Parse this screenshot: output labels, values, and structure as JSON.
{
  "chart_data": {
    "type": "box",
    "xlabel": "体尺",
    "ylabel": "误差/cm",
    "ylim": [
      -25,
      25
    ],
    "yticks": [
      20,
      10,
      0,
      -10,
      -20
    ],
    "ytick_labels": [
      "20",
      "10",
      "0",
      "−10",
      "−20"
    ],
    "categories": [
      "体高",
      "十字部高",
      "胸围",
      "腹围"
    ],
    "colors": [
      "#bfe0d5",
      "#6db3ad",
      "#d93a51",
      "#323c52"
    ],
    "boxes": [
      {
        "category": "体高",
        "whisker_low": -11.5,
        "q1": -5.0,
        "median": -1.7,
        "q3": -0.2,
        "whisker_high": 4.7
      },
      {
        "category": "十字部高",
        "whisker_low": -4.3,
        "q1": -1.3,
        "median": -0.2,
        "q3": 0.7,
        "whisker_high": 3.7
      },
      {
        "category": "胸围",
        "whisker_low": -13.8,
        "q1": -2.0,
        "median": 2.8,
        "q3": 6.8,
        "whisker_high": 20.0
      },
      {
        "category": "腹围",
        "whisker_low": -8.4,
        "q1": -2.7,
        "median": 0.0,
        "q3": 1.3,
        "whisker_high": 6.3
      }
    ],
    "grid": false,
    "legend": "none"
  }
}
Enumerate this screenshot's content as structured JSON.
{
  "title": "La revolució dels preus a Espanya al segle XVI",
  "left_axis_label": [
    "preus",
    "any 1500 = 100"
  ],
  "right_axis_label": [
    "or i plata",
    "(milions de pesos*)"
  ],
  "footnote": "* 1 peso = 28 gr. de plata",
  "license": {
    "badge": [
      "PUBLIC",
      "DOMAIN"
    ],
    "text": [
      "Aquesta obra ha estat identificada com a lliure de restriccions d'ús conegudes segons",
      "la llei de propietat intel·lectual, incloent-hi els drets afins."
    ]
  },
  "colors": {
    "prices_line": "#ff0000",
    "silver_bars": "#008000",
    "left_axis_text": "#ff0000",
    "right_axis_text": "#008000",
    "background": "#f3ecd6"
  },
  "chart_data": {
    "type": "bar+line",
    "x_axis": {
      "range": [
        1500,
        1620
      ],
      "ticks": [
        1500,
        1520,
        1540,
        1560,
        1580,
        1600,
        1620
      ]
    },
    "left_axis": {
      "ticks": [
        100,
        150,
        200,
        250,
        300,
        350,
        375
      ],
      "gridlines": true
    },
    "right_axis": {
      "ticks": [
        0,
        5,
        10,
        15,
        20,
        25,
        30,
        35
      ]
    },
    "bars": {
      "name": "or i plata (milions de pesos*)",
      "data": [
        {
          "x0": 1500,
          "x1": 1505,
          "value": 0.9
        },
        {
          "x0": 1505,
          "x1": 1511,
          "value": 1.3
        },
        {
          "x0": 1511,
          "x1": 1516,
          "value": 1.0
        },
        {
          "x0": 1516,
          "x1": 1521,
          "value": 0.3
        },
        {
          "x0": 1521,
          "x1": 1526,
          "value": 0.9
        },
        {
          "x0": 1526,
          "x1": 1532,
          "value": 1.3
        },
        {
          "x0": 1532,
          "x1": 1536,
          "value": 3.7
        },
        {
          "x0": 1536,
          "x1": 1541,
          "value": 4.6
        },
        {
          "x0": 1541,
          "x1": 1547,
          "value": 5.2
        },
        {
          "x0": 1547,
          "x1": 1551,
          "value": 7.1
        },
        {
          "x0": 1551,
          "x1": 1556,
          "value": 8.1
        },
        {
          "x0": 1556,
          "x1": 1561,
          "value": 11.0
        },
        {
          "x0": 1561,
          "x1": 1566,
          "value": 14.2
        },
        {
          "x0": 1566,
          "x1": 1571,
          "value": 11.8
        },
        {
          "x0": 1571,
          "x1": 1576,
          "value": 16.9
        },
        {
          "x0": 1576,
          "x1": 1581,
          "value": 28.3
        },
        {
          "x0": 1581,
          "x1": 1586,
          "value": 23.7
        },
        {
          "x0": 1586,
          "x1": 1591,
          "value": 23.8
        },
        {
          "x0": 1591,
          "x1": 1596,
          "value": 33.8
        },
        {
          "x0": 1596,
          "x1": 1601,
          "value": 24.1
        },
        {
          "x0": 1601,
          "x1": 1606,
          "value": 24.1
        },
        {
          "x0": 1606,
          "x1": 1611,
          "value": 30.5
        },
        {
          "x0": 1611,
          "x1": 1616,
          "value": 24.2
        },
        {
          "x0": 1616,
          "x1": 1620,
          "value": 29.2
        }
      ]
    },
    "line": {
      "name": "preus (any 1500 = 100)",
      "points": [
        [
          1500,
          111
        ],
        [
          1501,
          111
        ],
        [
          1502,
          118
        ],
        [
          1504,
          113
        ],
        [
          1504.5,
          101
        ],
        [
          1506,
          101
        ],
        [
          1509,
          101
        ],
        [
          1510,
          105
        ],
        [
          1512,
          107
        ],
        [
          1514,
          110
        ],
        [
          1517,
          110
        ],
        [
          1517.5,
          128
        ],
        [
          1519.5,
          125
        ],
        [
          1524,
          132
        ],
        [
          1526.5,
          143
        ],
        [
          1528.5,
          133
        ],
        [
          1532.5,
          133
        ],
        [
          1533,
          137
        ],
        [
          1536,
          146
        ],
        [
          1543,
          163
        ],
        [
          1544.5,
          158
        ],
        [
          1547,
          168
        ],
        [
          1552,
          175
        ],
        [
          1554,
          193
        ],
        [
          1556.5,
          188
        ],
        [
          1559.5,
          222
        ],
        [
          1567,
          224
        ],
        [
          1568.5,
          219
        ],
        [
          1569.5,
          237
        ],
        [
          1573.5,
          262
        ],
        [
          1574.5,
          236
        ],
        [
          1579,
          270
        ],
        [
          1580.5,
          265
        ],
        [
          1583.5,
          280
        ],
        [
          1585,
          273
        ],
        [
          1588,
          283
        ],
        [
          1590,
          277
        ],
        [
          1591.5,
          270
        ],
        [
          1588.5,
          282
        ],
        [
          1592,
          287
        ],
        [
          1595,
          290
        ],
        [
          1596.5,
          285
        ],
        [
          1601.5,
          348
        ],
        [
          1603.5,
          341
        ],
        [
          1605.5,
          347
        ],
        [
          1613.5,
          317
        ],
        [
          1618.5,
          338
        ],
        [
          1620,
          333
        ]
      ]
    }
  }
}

═══

- YOUR INSTRUCTIONS
Repeat all of the records above exactly as written.

- RESPONSE BELOW
Parse this screenshot: output labels, values, and structure as JSON.
{
  "chart_data": {
    "type": "box",
    "xlabel": "体尺",
    "ylabel": "误差/cm",
    "ylim": [
      -25,
      25
    ],
    "yticks": [
      20,
      10,
      0,
      -10,
      -20
    ],
    "ytick_labels": [
      "20",
      "10",
      "0",
      "−10",
      "−20"
    ],
    "categories": [
      "体高",
      "十字部高",
      "胸围",
      "腹围"
    ],
    "colors": [
      "#bfe0d5",
      "#6db3ad",
      "#d93a51",
      "#323c52"
    ],
    "boxes": [
      {
        "category": "体高",
        "whisker_low": -11.5,
        "q1": -5.0,
        "median": -1.7,
        "q3": -0.2,
        "whisker_high": 4.7
      },
      {
        "category": "十字部高",
        "whisker_low": -4.3,
        "q1": -1.3,
        "median": -0.2,
        "q3": 0.7,
        "whisker_high": 3.7
      },
      {
        "category": "胸围",
        "whisker_low": -13.8,
        "q1": -2.0,
        "median": 2.8,
        "q3": 6.8,
        "whisker_high": 20.0
      },
      {
        "category": "腹围",
        "whisker_low": -8.4,
        "q1": -2.7,
        "median": 0.0,
        "q3": 1.3,
        "whisker_high": 6.3
      }
    ],
    "grid": false,
    "legend": "none"
  }
}
Enumerate this screenshot's content as structured JSON.
{
  "title": "La revolució dels preus a Espanya al segle XVI",
  "left_axis_label": [
    "preus",
    "any 1500 = 100"
  ],
  "right_axis_label": [
    "or i plata",
    "(milions de pesos*)"
  ],
  "footnote": "* 1 peso = 28 gr. de plata",
  "license": {
    "badge": [
      "PUBLIC",
      "DOMAIN"
    ],
    "text": [
      "Aquesta obra ha estat identificada com a lliure de restriccions d'ús conegudes segons",
      "la llei de propietat intel·lectual, incloent-hi els drets afins."
    ]
  },
  "colors": {
    "prices_line": "#ff0000",
    "silver_bars": "#008000",
    "left_axis_text": "#ff0000",
    "right_axis_text": "#008000",
    "background": "#f3ecd6"
  },
  "chart_data": {
    "type": "bar+line",
    "x_axis": {
      "range": [
        1500,
        1620
      ],
      "ticks": [
        1500,
        1520,
        1540,
        1560,
        1580,
        1600,
        1620
      ]
    },
    "left_axis": {
      "ticks": [
        100,
        150,
        200,
        250,
        300,
        350,
        375
      ],
      "gridlines": true
    },
    "right_axis": {
      "ticks": [
        0,
        5,
        10,
        15,
        20,
        25,
        30,
        35
      ]
    },
    "bars": {
      "name": "or i plata (milions de pesos*)",
      "data": [
        {
          "x0": 1500,
          "x1": 1505,
          "value": 0.9
        },
        {
          "x0": 1505,
          "x1": 1511,
          "value": 1.3
        },
        {
          "x0": 1511,
          "x1": 1516,
          "value": 1.0
        },
        {
          "x0": 1516,
          "x1": 1521,
          "value": 0.3
        },
        {
          "x0": 1521,
          "x1": 1526,
          "value": 0.9
        },
        {
          "x0": 1526,
          "x1": 1532,
          "value": 1.3
        },
        {
          "x0": 1532,
          "x1": 1536,
          "value": 3.7
        },
        {
          "x0": 1536,
          "x1": 1541,
          "value": 4.6
        },
        {
          "x0": 1541,
          "x1": 1547,
          "value": 5.2
        },
        {
          "x0": 1547,
          "x1": 1551,
          "value": 7.1
        },
        {
          "x0": 1551,
          "x1": 1556,
          "value": 8.1
        },
        {
          "x0": 1556,
          "x1": 1561,
          "value": 11.0
        },
        {
          "x0": 1561,
          "x1": 1566,
          "value": 14.2
        },
        {
          "x0": 1566,
          "x1": 1571,
          "value": 11.8
        },
        {
          "x0": 1571,
          "x1": 1576,
          "value": 16.9
        },
        {
          "x0": 1576,
          "x1": 1581,
          "value": 28.3
        },
        {
          "x0": 1581,
          "x1": 1586,
          "value": 23.7
        },
        {
          "x0": 1586,
          "x1": 1591,
          "value": 23.8
        },
        {
          "x0": 1591,
          "x1": 1596,
          "value": 33.8
        },
        {
          "x0": 1596,
          "x1": 1601,
          "value": 24.1
        },
        {
          "x0": 1601,
          "x1": 1606,
          "value": 24.1
        },
        {
          "x0": 1606,
          "x1": 1611,
          "value": 30.5
        },
        {
          "x0": 1611,
          "x1": 1616,
          "value": 24.2
        },
        {
          "x0": 1616,
          "x1": 1620,
          "value": 29.2
        }
      ]
    },
    "line": {
      "name": "preus (any 1500 = 100)",
      "points": [
        [
          1500,
          111
        ],
        [
          1501,
          111
        ],
        [
          1502,
          118
        ],
        [
          1504,
          113
        ],
        [
          1504.5,
          101
        ],
        [
          1506,
          101
        ],
        [
          1509,
          101
        ],
        [
          1510,
          105
        ],
        [
          1512,
          107
        ],
        [
          1514,
          110
        ],
        [
          1517,
          110
        ],
        [
          1517.5,
          128
        ],
        [
          1519.5,
          125
        ],
        [
          1524,
          132
        ],
        [
          1526.5,
          143
        ],
        [
          1528.5,
          133
        ],
        [
          1532.5,
          133
        ],
        [
          1533,
          137
        ],
        [
          1536,
          146
        ],
        [
          1543,
          163
        ],
        [
          1544.5,
          158
        ],
        [
          1547,
          168
        ],
        [
          1552,
          175
        ],
        [
          1554,
          193
        ],
        [
          1556.5,
          188
        ],
        [
          1559.5,
          222
        ],
        [
          1567,
          224
        ],
        [
          1568.5,
          219
        ],
        [
          1569.5,
          237
        ],
        [
          1573.5,
          262
        ],
        [
          1574.5,
          236
        ],
        [
          1579,
          270
        ],
        [
          1580.5,
          265
        ],
        [
          1583.5,
          280
        ],
        [
          1585,
          273
        ],
        [
          1588,
          283
        ],
        [
          1590,
          277
        ],
        [
          1591.5,
          270
        ],
        [
          1588.5,
          282
        ],
        [
          1592,
          287
        ],
        [
          1595,
          290
        ],
        [
          1596.5,
          285
        ],
        [
          1601.5,
          348
        ],
        [
          1603.5,
          341
        ],
        [
          1605.5,
          347
        ],
        [
          1613.5,
          317
        ],
        [
          1618.5,
          338
        ],
        [
          1620,
          333
        ]
      ]
    }
  }
}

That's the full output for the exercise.